• _What to do_:
Your task is to give the listing below back word for word, pictures excluded.

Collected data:

+===+

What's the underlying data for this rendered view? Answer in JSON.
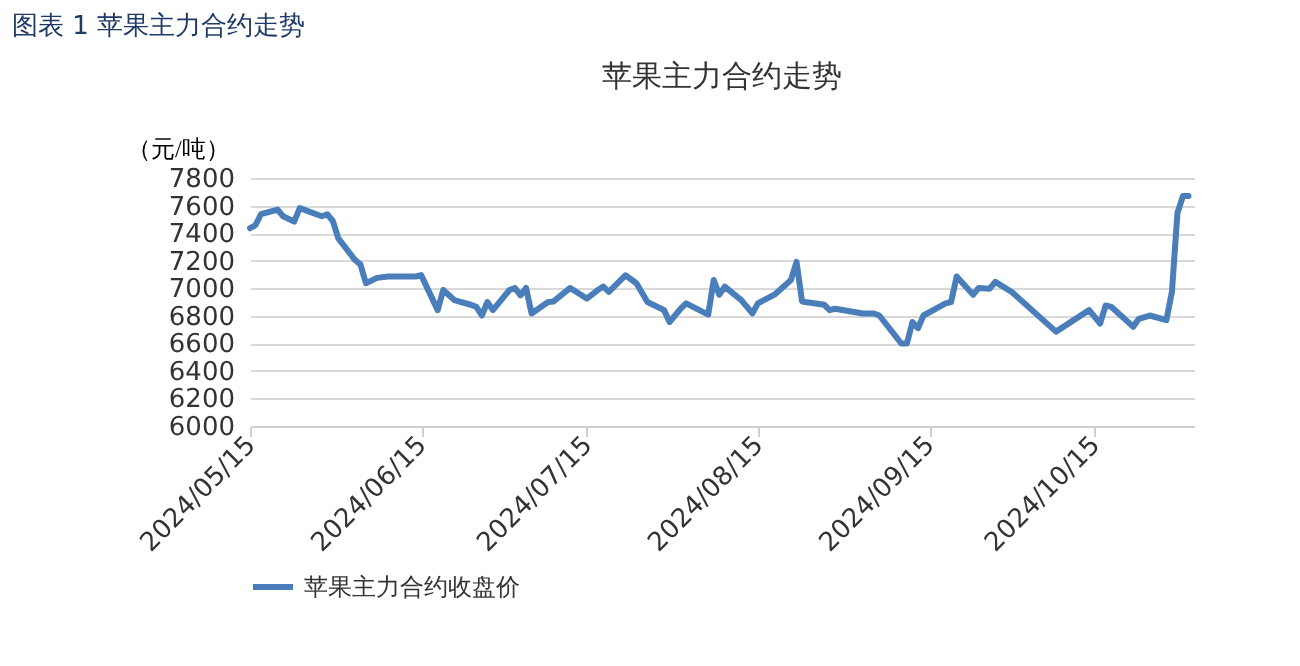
{
  "chart_data": {
    "type": "line",
    "title": "苹果主力合约走势",
    "ylabel": "（元/吨）",
    "annotations": [
      "图表 1  苹果主力合约走势"
    ],
    "x": [
      "2024-05-15",
      "2024-05-16",
      "2024-05-17",
      "2024-05-20",
      "2024-05-21",
      "2024-05-23",
      "2024-05-24",
      "2024-05-28",
      "2024-05-29",
      "2024-05-30",
      "2024-05-31",
      "2024-06-03",
      "2024-06-04",
      "2024-06-05",
      "2024-06-07",
      "2024-06-09",
      "2024-06-14",
      "2024-06-15",
      "2024-06-18",
      "2024-06-19",
      "2024-06-21",
      "2024-06-24",
      "2024-06-25",
      "2024-06-26",
      "2024-06-27",
      "2024-06-28",
      "2024-07-01",
      "2024-07-02",
      "2024-07-03",
      "2024-07-04",
      "2024-07-05",
      "2024-07-08",
      "2024-07-09",
      "2024-07-12",
      "2024-07-15",
      "2024-07-17",
      "2024-07-18",
      "2024-07-19",
      "2024-07-22",
      "2024-07-24",
      "2024-07-26",
      "2024-07-29",
      "2024-07-30",
      "2024-08-01",
      "2024-08-02",
      "2024-08-06",
      "2024-08-07",
      "2024-08-08",
      "2024-08-09",
      "2024-08-12",
      "2024-08-14",
      "2024-08-15",
      "2024-08-18",
      "2024-08-21",
      "2024-08-22",
      "2024-08-23",
      "2024-08-27",
      "2024-08-28",
      "2024-08-29",
      "2024-09-03",
      "2024-09-05",
      "2024-09-06",
      "2024-09-10",
      "2024-09-11",
      "2024-09-12",
      "2024-09-13",
      "2024-09-14",
      "2024-09-18",
      "2024-09-19",
      "2024-09-20",
      "2024-09-23",
      "2024-09-24",
      "2024-09-26",
      "2024-09-27",
      "2024-09-30",
      "2024-10-08",
      "2024-10-14",
      "2024-10-16",
      "2024-10-17",
      "2024-10-18",
      "2024-10-22",
      "2024-10-23",
      "2024-10-25",
      "2024-10-28",
      "2024-10-29",
      "2024-10-30",
      "2024-10-31",
      "2024-11-01"
    ],
    "series": [
      {
        "name": "苹果主力合约收盘价",
        "color": "#4a7ebb",
        "values": [
          7435,
          7459,
          7537,
          7571,
          7522,
          7483,
          7581,
          7522,
          7537,
          7488,
          7362,
          7206,
          7173,
          7036,
          7075,
          7085,
          7085,
          7095,
          6841,
          6987,
          6914,
          6880,
          6865,
          6802,
          6900,
          6841,
          6987,
          7002,
          6948,
          7002,
          6817,
          6900,
          6904,
          7002,
          6925,
          6987,
          7012,
          6973,
          7094,
          7036,
          6900,
          6841,
          6754,
          6851,
          6890,
          6808,
          7060,
          6953,
          7012,
          6914,
          6817,
          6890,
          6953,
          7060,
          7192,
          6904,
          6880,
          6841,
          6851,
          6817,
          6817,
          6802,
          6598,
          6598,
          6754,
          6710,
          6802,
          6890,
          6900,
          7085,
          6953,
          7002,
          6997,
          7046,
          6973,
          6685,
          6841,
          6744,
          6875,
          6865,
          6720,
          6778,
          6802,
          6768,
          6973,
          7546,
          7669,
          7669
        ]
      }
    ],
    "xlim": [
      "2024-05-15",
      "2024-11-02"
    ],
    "xticks": [
      {
        "value": "2024-05-15",
        "label": "2024/05/15"
      },
      {
        "value": "2024-06-15",
        "label": "2024/06/15"
      },
      {
        "value": "2024-07-15",
        "label": "2024/07/15"
      },
      {
        "value": "2024-08-15",
        "label": "2024/08/15"
      },
      {
        "value": "2024-09-15",
        "label": "2024/09/15"
      },
      {
        "value": "2024-10-15",
        "label": "2024/10/15"
      }
    ],
    "ylim": [
      6000,
      7800
    ],
    "yticks": [
      6000,
      6200,
      6400,
      6600,
      6800,
      7000,
      7200,
      7400,
      7600,
      7800
    ],
    "grid": "y",
    "legend": "bottom",
    "marker": "none",
    "line_style": "solid"
  }
}
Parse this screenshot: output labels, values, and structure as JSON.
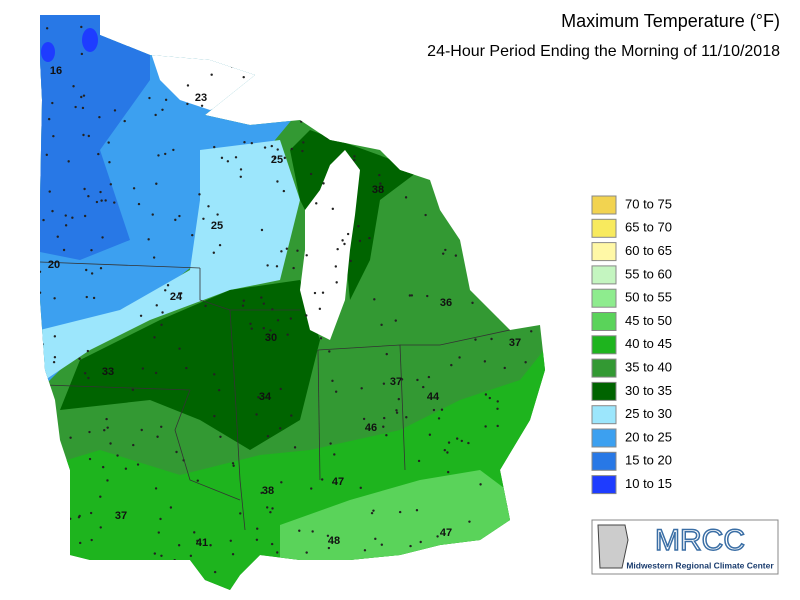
{
  "header": {
    "title": "Maximum Temperature (°F)",
    "subtitle": "24-Hour Period Ending the Morning of 11/10/2018"
  },
  "legend": [
    {
      "label": "70 to 75",
      "color": "#f2d350"
    },
    {
      "label": "65 to 70",
      "color": "#f8ea5e"
    },
    {
      "label": "60 to 65",
      "color": "#fff8a6"
    },
    {
      "label": "55 to 60",
      "color": "#c4f5c0"
    },
    {
      "label": "50 to 55",
      "color": "#8eec8e"
    },
    {
      "label": "45 to 50",
      "color": "#5ad35a"
    },
    {
      "label": "40 to 45",
      "color": "#1eb41e"
    },
    {
      "label": "35 to 40",
      "color": "#339933"
    },
    {
      "label": "30 to 35",
      "color": "#006400"
    },
    {
      "label": "25 to 30",
      "color": "#9ce6fc"
    },
    {
      "label": "20 to 25",
      "color": "#3ca0f0"
    },
    {
      "label": "15 to 20",
      "color": "#2878e6"
    },
    {
      "label": "10 to 15",
      "color": "#1e3cff"
    }
  ],
  "stations": [
    16,
    23,
    25,
    25,
    20,
    24,
    30,
    33,
    34,
    38,
    36,
    37,
    37,
    44,
    46,
    47,
    38,
    37,
    41,
    48,
    47
  ],
  "logo": {
    "acronym": "MRCC",
    "name": "Midwestern Regional Climate Center"
  }
}
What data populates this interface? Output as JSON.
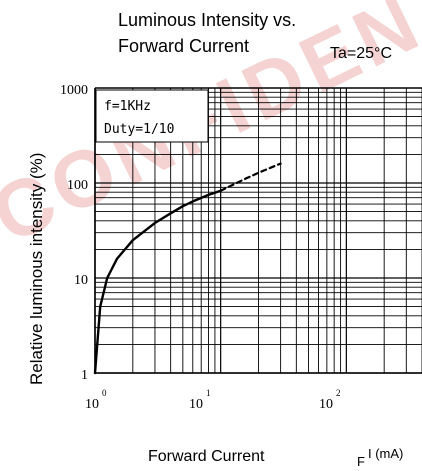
{
  "chart_data": {
    "type": "line",
    "title_line1": "Luminous Intensity vs.",
    "title_line2": "Forward Current",
    "condition": "Ta=25°C",
    "xlabel": "Forward Current",
    "xunit_prefix": "F",
    "xunit": "I (mA)",
    "ylabel": "Relative luminous intensity (%)",
    "x_scale": "log",
    "y_scale": "log",
    "xlim": [
      1,
      400
    ],
    "ylim": [
      1,
      1000
    ],
    "x_ticks": [
      {
        "base": "10",
        "exp": "0"
      },
      {
        "base": "10",
        "exp": "1"
      },
      {
        "base": "10",
        "exp": "2"
      }
    ],
    "y_ticks": [
      "1000",
      "100",
      "10",
      "1"
    ],
    "grid": true,
    "annotation_lines": [
      "f=1KHz",
      "Duty=1/10"
    ],
    "watermark": "CONFIDENTIAL",
    "watermark_color": "#f5cfcf",
    "series": [
      {
        "solid": true,
        "x": [
          1,
          1.1,
          1.25,
          1.5,
          2,
          3,
          4,
          5,
          6,
          8,
          10
        ],
        "y": [
          1,
          5,
          10,
          16,
          25,
          38,
          48,
          57,
          64,
          75,
          83
        ]
      },
      {
        "solid": false,
        "x": [
          10,
          13,
          16,
          20,
          25,
          30
        ],
        "y": [
          83,
          98,
          112,
          128,
          145,
          160
        ]
      }
    ]
  }
}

+===+

• _Output_:
What's the underlying data for this rendered view? Answer in JSON.
{
  "chart_data": {
    "type": "line",
    "title": "苹果主力合约走势",
    "ylabel": "（元/吨）",
    "annotations": [
      "图表 1  苹果主力合约走势"
    ],
    "x": [
      "2024-05-15",
      "2024-05-16",
      "2024-05-17",
      "2024-05-20",
      "2024-05-21",
      "2024-05-23",
      "2024-05-24",
      "2024-05-28",
      "2024-05-29",
      "2024-05-30",
      "2024-05-31",
      "2024-06-03",
      "2024-06-04",
      "2024-06-05",
      "2024-06-07",
      "2024-06-09",
      "2024-06-14",
      "2024-06-15",
      "2024-06-18",
      "2024-06-19",
      "2024-06-21",
      "2024-06-24",
      "2024-06-25",
      "2024-06-26",
      "2024-06-27",
      "2024-06-28",
      "2024-07-01",
      "2024-07-02",
      "2024-07-03",
      "2024-07-04",
      "2024-07-05",
      "2024-07-08",
      "2024-07-09",
      "2024-07-12",
      "2024-07-15",
      "2024-07-17",
      "2024-07-18",
      "2024-07-19",
      "2024-07-22",
      "2024-07-24",
      "2024-07-26",
      "2024-07-29",
      "2024-07-30",
      "2024-08-01",
      "2024-08-02",
      "2024-08-06",
      "2024-08-07",
      "2024-08-08",
      "2024-08-09",
      "2024-08-12",
      "2024-08-14",
      "2024-08-15",
      "2024-08-18",
      "2024-08-21",
      "2024-08-22",
      "2024-08-23",
      "2024-08-27",
      "2024-08-28",
      "2024-08-29",
      "2024-09-03",
      "2024-09-05",
      "2024-09-06",
      "2024-09-10",
      "2024-09-11",
      "2024-09-12",
      "2024-09-13",
      "2024-09-14",
      "2024-09-18",
      "2024-09-19",
      "2024-09-20",
      "2024-09-23",
      "2024-09-24",
      "2024-09-26",
      "2024-09-27",
      "2024-09-30",
      "2024-10-08",
      "2024-10-14",
      "2024-10-16",
      "2024-10-17",
      "2024-10-18",
      "2024-10-22",
      "2024-10-23",
      "2024-10-25",
      "2024-10-28",
      "2024-10-29",
      "2024-10-30",
      "2024-10-31",
      "2024-11-01"
    ],
    "series": [
      {
        "name": "苹果主力合约收盘价",
        "color": "#4a7ebb",
        "values": [
          7435,
          7459,
          7537,
          7571,
          7522,
          7483,
          7581,
          7522,
          7537,
          7488,
          7362,
          7206,
          7173,
          7036,
          7075,
          7085,
          7085,
          7095,
          6841,
          6987,
          6914,
          6880,
          6865,
          6802,
          6900,
          6841,
          6987,
          7002,
          6948,
          7002,
          6817,
          6900,
          6904,
          7002,
          6925,
          6987,
          7012,
          6973,
          7094,
          7036,
          6900,
          6841,
          6754,
          6851,
          6890,
          6808,
          7060,
          6953,
          7012,
          6914,
          6817,
          6890,
          6953,
          7060,
          7192,
          6904,
          6880,
          6841,
          6851,
          6817,
          6817,
          6802,
          6598,
          6598,
          6754,
          6710,
          6802,
          6890,
          6900,
          7085,
          6953,
          7002,
          6997,
          7046,
          6973,
          6685,
          6841,
          6744,
          6875,
          6865,
          6720,
          6778,
          6802,
          6768,
          6973,
          7546,
          7669,
          7669
        ]
      }
    ],
    "xlim": [
      "2024-05-15",
      "2024-11-02"
    ],
    "xticks": [
      {
        "value": "2024-05-15",
        "label": "2024/05/15"
      },
      {
        "value": "2024-06-15",
        "label": "2024/06/15"
      },
      {
        "value": "2024-07-15",
        "label": "2024/07/15"
      },
      {
        "value": "2024-08-15",
        "label": "2024/08/15"
      },
      {
        "value": "2024-09-15",
        "label": "2024/09/15"
      },
      {
        "value": "2024-10-15",
        "label": "2024/10/15"
      }
    ],
    "ylim": [
      6000,
      7800
    ],
    "yticks": [
      6000,
      6200,
      6400,
      6600,
      6800,
      7000,
      7200,
      7400,
      7600,
      7800
    ],
    "grid": "y",
    "legend": "bottom",
    "marker": "none",
    "line_style": "solid"
  }
}
Parse this screenshot: output labels, values, and structure as JSON.
{
  "header": {
    "title": "Maximum Temperature (°F)",
    "subtitle": "24-Hour Period Ending the Morning of 11/10/2018"
  },
  "legend": [
    {
      "label": "70 to 75",
      "color": "#f2d350"
    },
    {
      "label": "65 to 70",
      "color": "#f8ea5e"
    },
    {
      "label": "60 to 65",
      "color": "#fff8a6"
    },
    {
      "label": "55 to 60",
      "color": "#c4f5c0"
    },
    {
      "label": "50 to 55",
      "color": "#8eec8e"
    },
    {
      "label": "45 to 50",
      "color": "#5ad35a"
    },
    {
      "label": "40 to 45",
      "color": "#1eb41e"
    },
    {
      "label": "35 to 40",
      "color": "#339933"
    },
    {
      "label": "30 to 35",
      "color": "#006400"
    },
    {
      "label": "25 to 30",
      "color": "#9ce6fc"
    },
    {
      "label": "20 to 25",
      "color": "#3ca0f0"
    },
    {
      "label": "15 to 20",
      "color": "#2878e6"
    },
    {
      "label": "10 to 15",
      "color": "#1e3cff"
    }
  ],
  "stations": [
    16,
    23,
    25,
    25,
    20,
    24,
    30,
    33,
    34,
    38,
    36,
    37,
    37,
    44,
    46,
    47,
    38,
    37,
    41,
    48,
    47
  ],
  "logo": {
    "acronym": "MRCC",
    "name": "Midwestern Regional Climate Center"
  }
}
What data populates this interface? Output as JSON.
{
  "chart_data": {
    "type": "line",
    "title_line1": "Luminous Intensity vs.",
    "title_line2": "Forward Current",
    "condition": "Ta=25°C",
    "xlabel": "Forward Current",
    "xunit_prefix": "F",
    "xunit": "I (mA)",
    "ylabel": "Relative luminous intensity (%)",
    "x_scale": "log",
    "y_scale": "log",
    "xlim": [
      1,
      400
    ],
    "ylim": [
      1,
      1000
    ],
    "x_ticks": [
      {
        "base": "10",
        "exp": "0"
      },
      {
        "base": "10",
        "exp": "1"
      },
      {
        "base": "10",
        "exp": "2"
      }
    ],
    "y_ticks": [
      "1000",
      "100",
      "10",
      "1"
    ],
    "grid": true,
    "annotation_lines": [
      "f=1KHz",
      "Duty=1/10"
    ],
    "watermark": "CONFIDENTIAL",
    "watermark_color": "#f5cfcf",
    "series": [
      {
        "solid": true,
        "x": [
          1,
          1.1,
          1.25,
          1.5,
          2,
          3,
          4,
          5,
          6,
          8,
          10
        ],
        "y": [
          1,
          5,
          10,
          16,
          25,
          38,
          48,
          57,
          64,
          75,
          83
        ]
      },
      {
        "solid": false,
        "x": [
          10,
          13,
          16,
          20,
          25,
          30
        ],
        "y": [
          83,
          98,
          112,
          128,
          145,
          160
        ]
      }
    ]
  }
}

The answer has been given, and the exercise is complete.